## The request
Print the complete set of entries exactly.

------------------------------

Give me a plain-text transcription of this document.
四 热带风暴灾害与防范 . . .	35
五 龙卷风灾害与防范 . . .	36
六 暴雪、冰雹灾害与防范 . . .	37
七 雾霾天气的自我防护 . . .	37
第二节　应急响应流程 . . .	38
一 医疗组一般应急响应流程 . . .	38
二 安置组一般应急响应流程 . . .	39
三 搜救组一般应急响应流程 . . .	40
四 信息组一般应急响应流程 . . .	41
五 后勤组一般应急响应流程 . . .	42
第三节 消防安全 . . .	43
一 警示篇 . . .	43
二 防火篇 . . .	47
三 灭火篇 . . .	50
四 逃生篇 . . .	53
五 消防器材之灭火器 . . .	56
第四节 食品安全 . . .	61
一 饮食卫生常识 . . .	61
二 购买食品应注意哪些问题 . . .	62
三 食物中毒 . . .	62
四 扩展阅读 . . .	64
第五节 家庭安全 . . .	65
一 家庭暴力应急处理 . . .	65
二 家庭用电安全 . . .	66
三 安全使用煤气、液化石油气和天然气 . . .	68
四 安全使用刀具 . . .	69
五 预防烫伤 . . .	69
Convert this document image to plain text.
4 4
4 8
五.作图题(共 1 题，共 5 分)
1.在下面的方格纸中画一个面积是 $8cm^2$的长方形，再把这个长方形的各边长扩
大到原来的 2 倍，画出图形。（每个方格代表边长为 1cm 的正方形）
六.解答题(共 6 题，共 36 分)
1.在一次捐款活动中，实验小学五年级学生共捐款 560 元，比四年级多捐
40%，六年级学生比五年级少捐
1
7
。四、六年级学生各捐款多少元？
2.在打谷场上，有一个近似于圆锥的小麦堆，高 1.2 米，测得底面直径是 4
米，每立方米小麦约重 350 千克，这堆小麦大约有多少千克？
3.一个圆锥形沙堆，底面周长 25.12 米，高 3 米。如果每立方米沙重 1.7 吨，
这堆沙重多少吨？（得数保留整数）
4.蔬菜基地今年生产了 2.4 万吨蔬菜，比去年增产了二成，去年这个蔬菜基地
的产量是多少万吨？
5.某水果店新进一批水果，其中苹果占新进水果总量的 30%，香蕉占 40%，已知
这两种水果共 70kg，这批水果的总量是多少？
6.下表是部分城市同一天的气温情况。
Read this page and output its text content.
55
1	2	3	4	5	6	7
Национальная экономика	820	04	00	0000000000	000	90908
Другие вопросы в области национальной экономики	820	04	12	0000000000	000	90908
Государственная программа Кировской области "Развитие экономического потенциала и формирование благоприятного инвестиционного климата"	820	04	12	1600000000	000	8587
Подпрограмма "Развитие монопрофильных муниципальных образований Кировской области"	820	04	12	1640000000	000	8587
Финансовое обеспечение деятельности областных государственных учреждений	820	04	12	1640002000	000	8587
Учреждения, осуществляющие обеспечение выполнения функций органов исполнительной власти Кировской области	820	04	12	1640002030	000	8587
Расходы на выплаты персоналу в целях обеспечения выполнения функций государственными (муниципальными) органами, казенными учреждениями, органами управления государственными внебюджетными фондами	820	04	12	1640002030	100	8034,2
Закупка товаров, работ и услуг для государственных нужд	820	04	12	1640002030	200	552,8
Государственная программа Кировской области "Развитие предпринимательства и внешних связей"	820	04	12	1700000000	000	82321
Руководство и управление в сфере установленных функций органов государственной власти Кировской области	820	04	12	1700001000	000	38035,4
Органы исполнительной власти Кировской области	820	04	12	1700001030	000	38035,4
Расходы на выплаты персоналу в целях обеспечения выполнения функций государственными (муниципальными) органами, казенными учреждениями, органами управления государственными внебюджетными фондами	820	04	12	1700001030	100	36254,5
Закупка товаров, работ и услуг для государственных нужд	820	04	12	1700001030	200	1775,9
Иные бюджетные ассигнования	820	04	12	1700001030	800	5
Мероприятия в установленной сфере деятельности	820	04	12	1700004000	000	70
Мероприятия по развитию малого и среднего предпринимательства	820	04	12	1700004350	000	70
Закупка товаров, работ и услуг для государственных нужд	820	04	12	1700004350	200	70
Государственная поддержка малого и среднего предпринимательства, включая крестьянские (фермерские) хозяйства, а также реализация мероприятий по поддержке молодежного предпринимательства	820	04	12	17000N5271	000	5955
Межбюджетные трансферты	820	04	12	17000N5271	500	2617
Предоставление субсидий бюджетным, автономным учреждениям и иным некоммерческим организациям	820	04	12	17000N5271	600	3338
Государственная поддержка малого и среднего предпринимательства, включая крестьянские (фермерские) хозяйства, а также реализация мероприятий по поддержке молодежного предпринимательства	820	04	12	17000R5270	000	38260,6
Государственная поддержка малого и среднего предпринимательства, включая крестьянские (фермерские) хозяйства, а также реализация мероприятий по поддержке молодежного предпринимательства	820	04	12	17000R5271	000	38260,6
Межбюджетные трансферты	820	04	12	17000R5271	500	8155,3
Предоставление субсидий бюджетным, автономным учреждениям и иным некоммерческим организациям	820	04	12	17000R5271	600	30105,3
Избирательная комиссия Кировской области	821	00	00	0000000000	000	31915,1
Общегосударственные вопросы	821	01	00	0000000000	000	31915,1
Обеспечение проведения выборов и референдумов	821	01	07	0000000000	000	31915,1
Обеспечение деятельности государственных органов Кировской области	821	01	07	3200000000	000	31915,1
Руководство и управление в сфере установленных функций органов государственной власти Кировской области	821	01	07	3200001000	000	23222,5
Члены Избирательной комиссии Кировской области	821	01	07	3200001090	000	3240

------------------------------

## The completed task
Give me a plain-text transcription of this document.
四 热带风暴灾害与防范 . . .	35
五 龙卷风灾害与防范 . . .	36
六 暴雪、冰雹灾害与防范 . . .	37
七 雾霾天气的自我防护 . . .	37
第二节　应急响应流程 . . .	38
一 医疗组一般应急响应流程 . . .	38
二 安置组一般应急响应流程 . . .	39
三 搜救组一般应急响应流程 . . .	40
四 信息组一般应急响应流程 . . .	41
五 后勤组一般应急响应流程 . . .	42
第三节 消防安全 . . .	43
一 警示篇 . . .	43
二 防火篇 . . .	47
三 灭火篇 . . .	50
四 逃生篇 . . .	53
五 消防器材之灭火器 . . .	56
第四节 食品安全 . . .	61
一 饮食卫生常识 . . .	61
二 购买食品应注意哪些问题 . . .	62
三 食物中毒 . . .	62
四 扩展阅读 . . .	64
第五节 家庭安全 . . .	65
一 家庭暴力应急处理 . . .	65
二 家庭用电安全 . . .	66
三 安全使用煤气、液化石油气和天然气 . . .	68
四 安全使用刀具 . . .	69
五 预防烫伤 . . .	69
Convert this document image to plain text.
4 4
4 8
五.作图题(共 1 题，共 5 分)
1.在下面的方格纸中画一个面积是 $8cm^2$的长方形，再把这个长方形的各边长扩
大到原来的 2 倍，画出图形。（每个方格代表边长为 1cm 的正方形）
六.解答题(共 6 题，共 36 分)
1.在一次捐款活动中，实验小学五年级学生共捐款 560 元，比四年级多捐
40%，六年级学生比五年级少捐
1
7
。四、六年级学生各捐款多少元？
2.在打谷场上，有一个近似于圆锥的小麦堆，高 1.2 米，测得底面直径是 4
米，每立方米小麦约重 350 千克，这堆小麦大约有多少千克？
3.一个圆锥形沙堆，底面周长 25.12 米，高 3 米。如果每立方米沙重 1.7 吨，
这堆沙重多少吨？（得数保留整数）
4.蔬菜基地今年生产了 2.4 万吨蔬菜，比去年增产了二成，去年这个蔬菜基地
的产量是多少万吨？
5.某水果店新进一批水果，其中苹果占新进水果总量的 30%，香蕉占 40%，已知
这两种水果共 70kg，这批水果的总量是多少？
6.下表是部分城市同一天的气温情况。
Read this page and output its text content.
55
1	2	3	4	5	6	7
Национальная экономика	820	04	00	0000000000	000	90908
Другие вопросы в области национальной экономики	820	04	12	0000000000	000	90908
Государственная программа Кировской области "Развитие экономического потенциала и формирование благоприятного инвестиционного климата"	820	04	12	1600000000	000	8587
Подпрограмма "Развитие монопрофильных муниципальных образований Кировской области"	820	04	12	1640000000	000	8587
Финансовое обеспечение деятельности областных государственных учреждений	820	04	12	1640002000	000	8587
Учреждения, осуществляющие обеспечение выполнения функций органов исполнительной власти Кировской области	820	04	12	1640002030	000	8587
Расходы на выплаты персоналу в целях обеспечения выполнения функций государственными (муниципальными) органами, казенными учреждениями, органами управления государственными внебюджетными фондами	820	04	12	1640002030	100	8034,2
Закупка товаров, работ и услуг для государственных нужд	820	04	12	1640002030	200	552,8
Государственная программа Кировской области "Развитие предпринимательства и внешних связей"	820	04	12	1700000000	000	82321
Руководство и управление в сфере установленных функций органов государственной власти Кировской области	820	04	12	1700001000	000	38035,4
Органы исполнительной власти Кировской области	820	04	12	1700001030	000	38035,4
Расходы на выплаты персоналу в целях обеспечения выполнения функций государственными (муниципальными) органами, казенными учреждениями, органами управления государственными внебюджетными фондами	820	04	12	1700001030	100	36254,5
Закупка товаров, работ и услуг для государственных нужд	820	04	12	1700001030	200	1775,9
Иные бюджетные ассигнования	820	04	12	1700001030	800	5
Мероприятия в установленной сфере деятельности	820	04	12	1700004000	000	70
Мероприятия по развитию малого и среднего предпринимательства	820	04	12	1700004350	000	70
Закупка товаров, работ и услуг для государственных нужд	820	04	12	1700004350	200	70
Государственная поддержка малого и среднего предпринимательства, включая крестьянские (фермерские) хозяйства, а также реализация мероприятий по поддержке молодежного предпринимательства	820	04	12	17000N5271	000	5955
Межбюджетные трансферты	820	04	12	17000N5271	500	2617
Предоставление субсидий бюджетным, автономным учреждениям и иным некоммерческим организациям	820	04	12	17000N5271	600	3338
Государственная поддержка малого и среднего предпринимательства, включая крестьянские (фермерские) хозяйства, а также реализация мероприятий по поддержке молодежного предпринимательства	820	04	12	17000R5270	000	38260,6
Государственная поддержка малого и среднего предпринимательства, включая крестьянские (фермерские) хозяйства, а также реализация мероприятий по поддержке молодежного предпринимательства	820	04	12	17000R5271	000	38260,6
Межбюджетные трансферты	820	04	12	17000R5271	500	8155,3
Предоставление субсидий бюджетным, автономным учреждениям и иным некоммерческим организациям	820	04	12	17000R5271	600	30105,3
Избирательная комиссия Кировской области	821	00	00	0000000000	000	31915,1
Общегосударственные вопросы	821	01	00	0000000000	000	31915,1
Обеспечение проведения выборов и референдумов	821	01	07	0000000000	000	31915,1
Обеспечение деятельности государственных органов Кировской области	821	01	07	3200000000	000	31915,1
Руководство и управление в сфере установленных функций органов государственной власти Кировской области	821	01	07	3200001000	000	23222,5
Члены Избирательной комиссии Кировской области	821	01	07	3200001090	000	3240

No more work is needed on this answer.